* _Aim of the task_
State only the number of lines that contain the string "ДЕНЬГИ".

* _Data in this exercise_

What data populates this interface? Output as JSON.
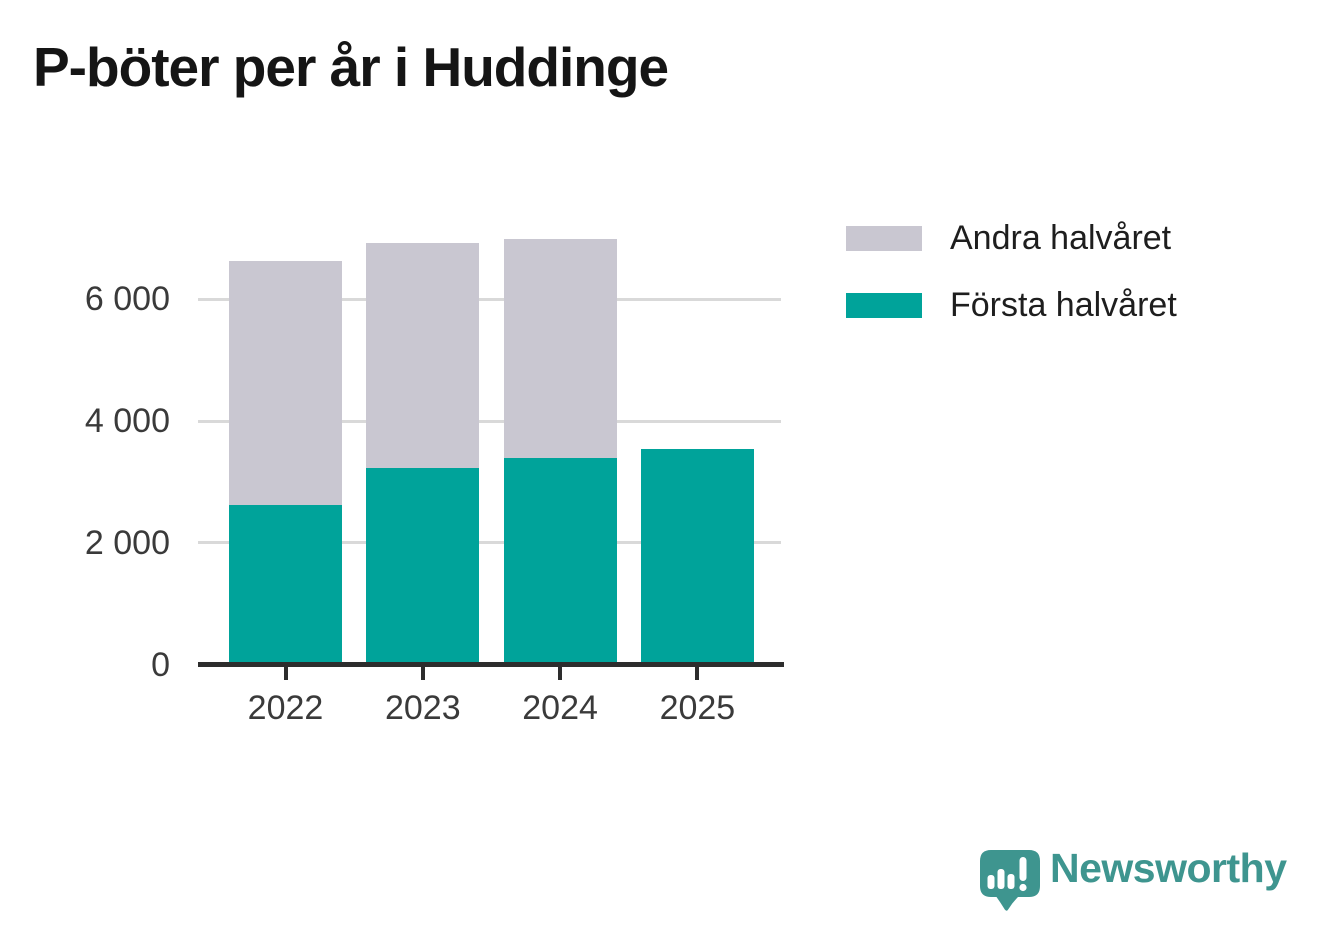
{
  "title": "P-böter per år i Huddinge",
  "chart_data": {
    "type": "bar",
    "stacked": true,
    "title": "P-böter per år i Huddinge",
    "categories": [
      "2022",
      "2023",
      "2024",
      "2025"
    ],
    "series": [
      {
        "name": "Första halvåret",
        "color": "#00a39a",
        "values": [
          2620,
          3220,
          3400,
          3550
        ]
      },
      {
        "name": "Andra halvåret",
        "color": "#c9c7d1",
        "values": [
          4020,
          3700,
          3600,
          null
        ]
      }
    ],
    "totals": [
      6640,
      6920,
      7000,
      3550
    ],
    "xlabel": "",
    "ylabel": "",
    "ylim": [
      0,
      7200
    ],
    "yticks": [
      {
        "value": 0,
        "label": "0"
      },
      {
        "value": 2000,
        "label": "2 000"
      },
      {
        "value": 4000,
        "label": "4 000"
      },
      {
        "value": 6000,
        "label": "6 000"
      }
    ],
    "grid": "horizontal, drawn behind bars",
    "legend_position": "top-right"
  },
  "legend": {
    "items": [
      {
        "label": "Andra halvåret",
        "color": "#c9c7d1"
      },
      {
        "label": "Första halvåret",
        "color": "#00a39a"
      }
    ]
  },
  "branding": {
    "name": "Newsworthy",
    "color": "#3e958f",
    "icon": "newsworthy-speech-bubble-bar-chart-icon"
  },
  "colors": {
    "background": "#ffffff",
    "axis": "#2d2d2d",
    "gridline": "#d9d9d9",
    "tick_label": "#3a3a3a",
    "title": "#151515"
  }
}
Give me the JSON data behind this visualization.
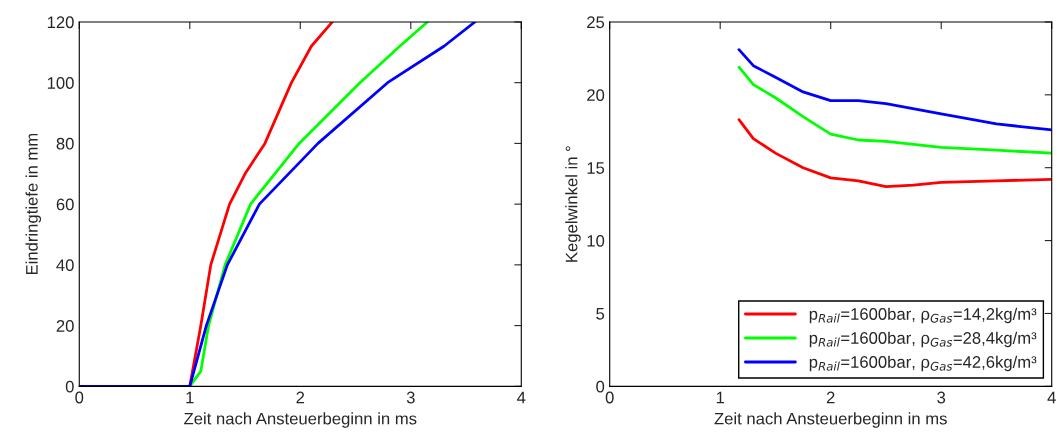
{
  "chart_data": [
    {
      "type": "line",
      "xlabel": "Zeit nach Ansteuerbeginn in ms",
      "ylabel": "Eindringtiefe in mm",
      "xlim": [
        0,
        4
      ],
      "ylim": [
        0,
        120
      ],
      "xticks": [
        0,
        1,
        2,
        3,
        4
      ],
      "yticks": [
        0,
        20,
        40,
        60,
        80,
        100,
        120
      ],
      "grid": false,
      "legend": false,
      "series": [
        {
          "color": "#ff0000",
          "x": [
            0,
            1.0,
            1.1,
            1.19,
            1.36,
            1.5,
            1.68,
            1.92,
            2.1,
            2.29
          ],
          "values": [
            0,
            0,
            20,
            40,
            60,
            70,
            80,
            100,
            112,
            120
          ]
        },
        {
          "color": "#00ff00",
          "x": [
            0,
            1.0,
            1.1,
            1.17,
            1.32,
            1.55,
            1.99,
            2.54,
            2.9,
            3.15
          ],
          "values": [
            0,
            0,
            5,
            20,
            40,
            60,
            80,
            100,
            112,
            120
          ]
        },
        {
          "color": "#0000ff",
          "x": [
            0,
            1.0,
            1.15,
            1.34,
            1.63,
            2.16,
            2.79,
            3.3,
            3.58
          ],
          "values": [
            0,
            0,
            20,
            40,
            60,
            80,
            100,
            112,
            120
          ]
        }
      ]
    },
    {
      "type": "line",
      "xlabel": "Zeit nach Ansteuerbeginn in ms",
      "ylabel": "Kegelwinkel in °",
      "xlim": [
        0,
        4
      ],
      "ylim": [
        0,
        25
      ],
      "xticks": [
        0,
        1,
        2,
        3,
        4
      ],
      "yticks": [
        0,
        5,
        10,
        15,
        20,
        25
      ],
      "grid": false,
      "legend": "bottom right",
      "series": [
        {
          "name": "p$_{Rail}$=1600bar, ρ$_{Gas}$=14,2kg/m³",
          "color": "#ff0000",
          "x": [
            1.17,
            1.3,
            1.5,
            1.75,
            2.0,
            2.25,
            2.5,
            2.75,
            3.0,
            3.5,
            4.0
          ],
          "values": [
            18.3,
            17.0,
            16.0,
            15.0,
            14.3,
            14.1,
            13.7,
            13.8,
            14.0,
            14.1,
            14.2
          ]
        },
        {
          "name": "p$_{Rail}$=1600bar, ρ$_{Gas}$=28,4kg/m³",
          "color": "#00ff00",
          "x": [
            1.17,
            1.3,
            1.5,
            1.75,
            2.0,
            2.25,
            2.5,
            3.0,
            3.5,
            4.0
          ],
          "values": [
            21.9,
            20.7,
            19.8,
            18.5,
            17.3,
            16.9,
            16.8,
            16.4,
            16.2,
            16.0
          ]
        },
        {
          "name": "p$_{Rail}$=1600bar, ρ$_{Gas}$=42,6kg/m³",
          "color": "#0000ff",
          "x": [
            1.17,
            1.3,
            1.5,
            1.75,
            2.0,
            2.25,
            2.5,
            3.0,
            3.5,
            4.0
          ],
          "values": [
            23.1,
            22.0,
            21.2,
            20.2,
            19.6,
            19.6,
            19.4,
            18.7,
            18.0,
            17.6
          ]
        }
      ]
    }
  ]
}
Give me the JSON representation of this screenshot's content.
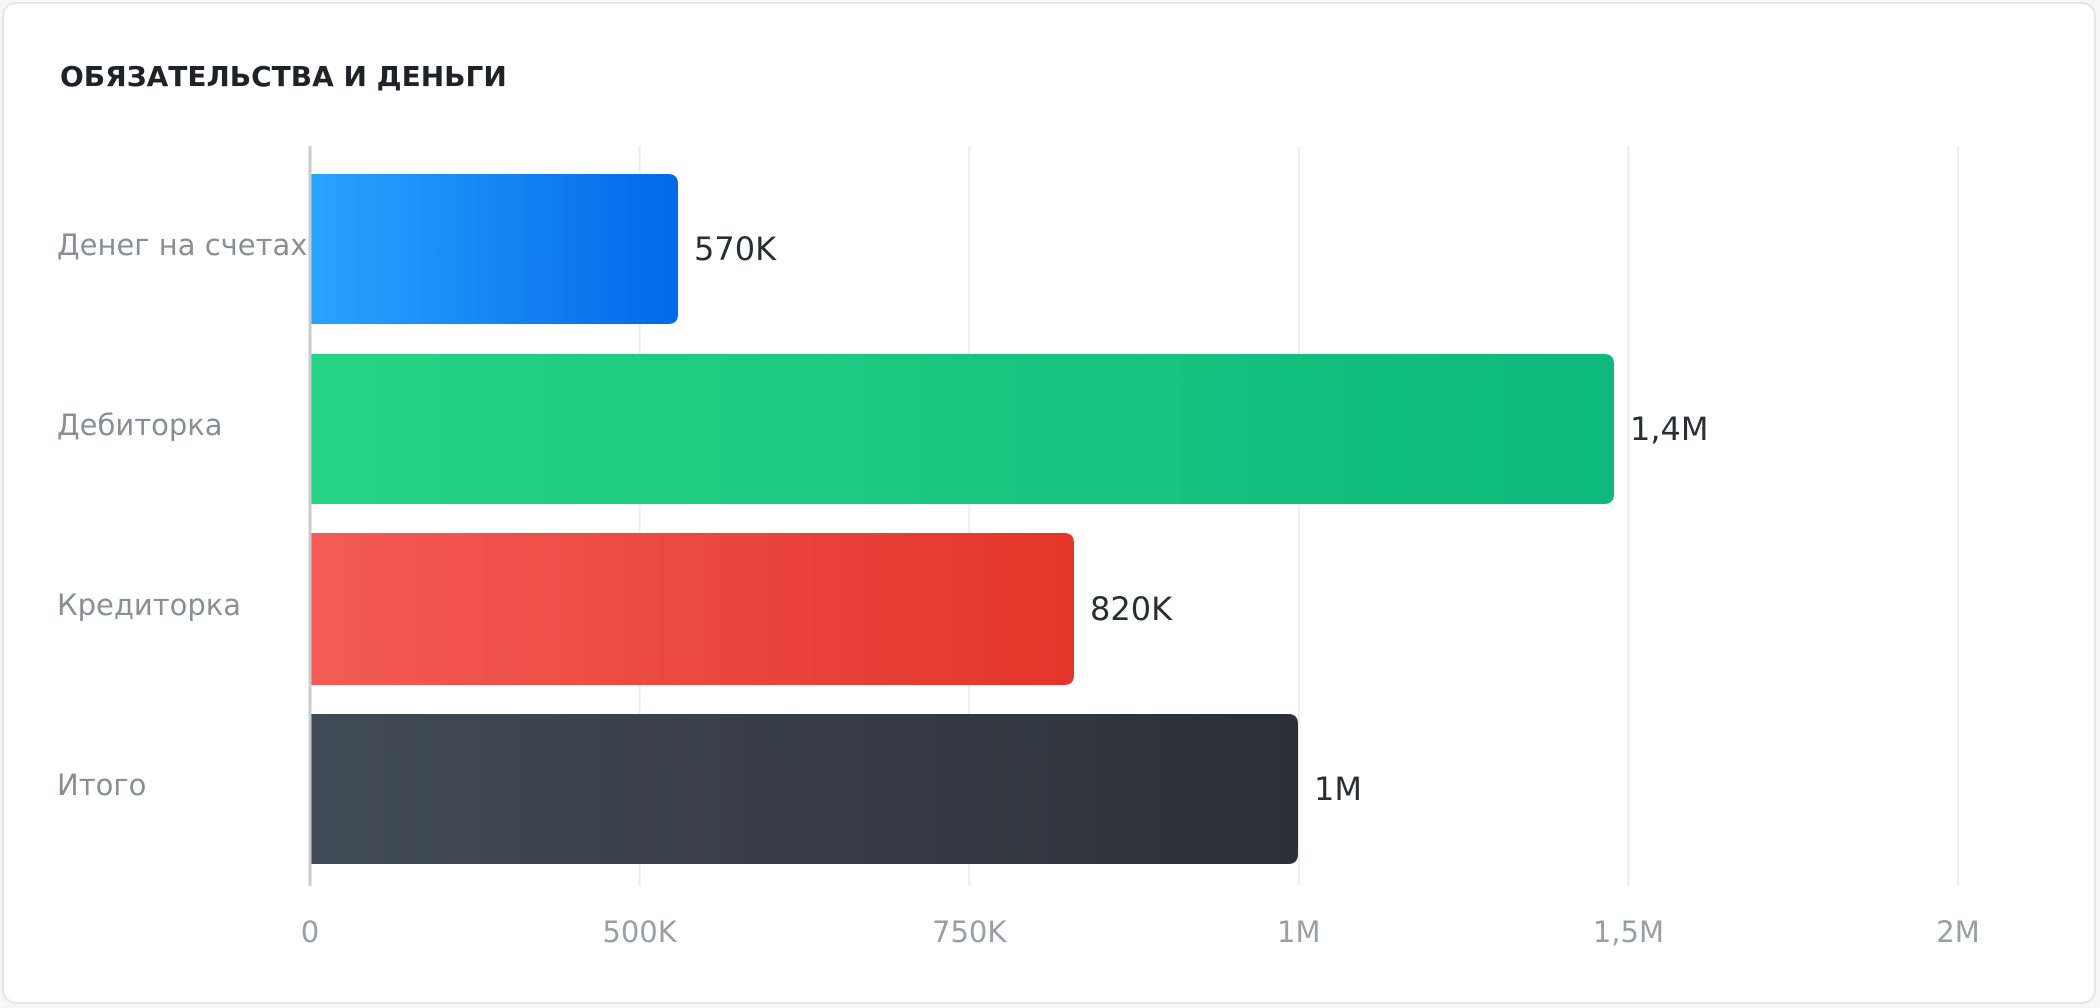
{
  "card": {
    "title": "ОБЯЗАТЕЛЬСТВА И ДЕНЬГИ"
  },
  "chart_data": {
    "type": "bar",
    "orientation": "horizontal",
    "title": "ОБЯЗАТЕЛЬСТВА И ДЕНЬГИ",
    "xlabel": "",
    "ylabel": "",
    "grid": true,
    "legend": "none",
    "categories": [
      "Денег на счетах",
      "Дебиторка",
      "Кредиторка",
      "Итого"
    ],
    "values": [
      570000,
      1400000,
      820000,
      1000000
    ],
    "value_labels": [
      "570K",
      "1,4M",
      "820K",
      "1M"
    ],
    "x_ticks": [
      {
        "value": 0,
        "label": "0"
      },
      {
        "value": 500000,
        "label": "500K"
      },
      {
        "value": 750000,
        "label": "750K"
      },
      {
        "value": 1000000,
        "label": "1M"
      },
      {
        "value": 1500000,
        "label": "1,5M"
      },
      {
        "value": 2000000,
        "label": "2M"
      }
    ],
    "colors": [
      {
        "from": "#2aa3ff",
        "to": "#0069e8"
      },
      {
        "from": "#26d485",
        "to": "#0cb97b"
      },
      {
        "from": "#f35b55",
        "to": "#e3352a"
      },
      {
        "from": "#414b56",
        "to": "#2b2f37"
      }
    ]
  }
}
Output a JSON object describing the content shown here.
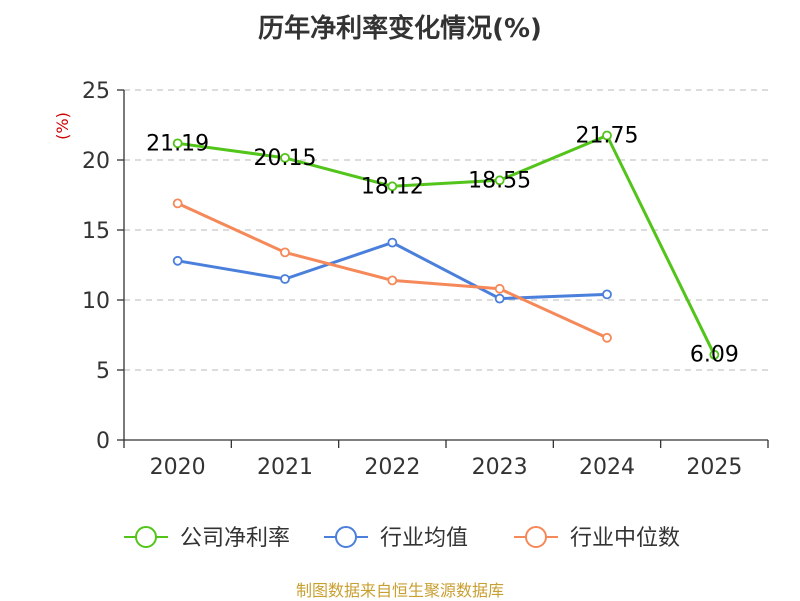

* _Response to the task_
2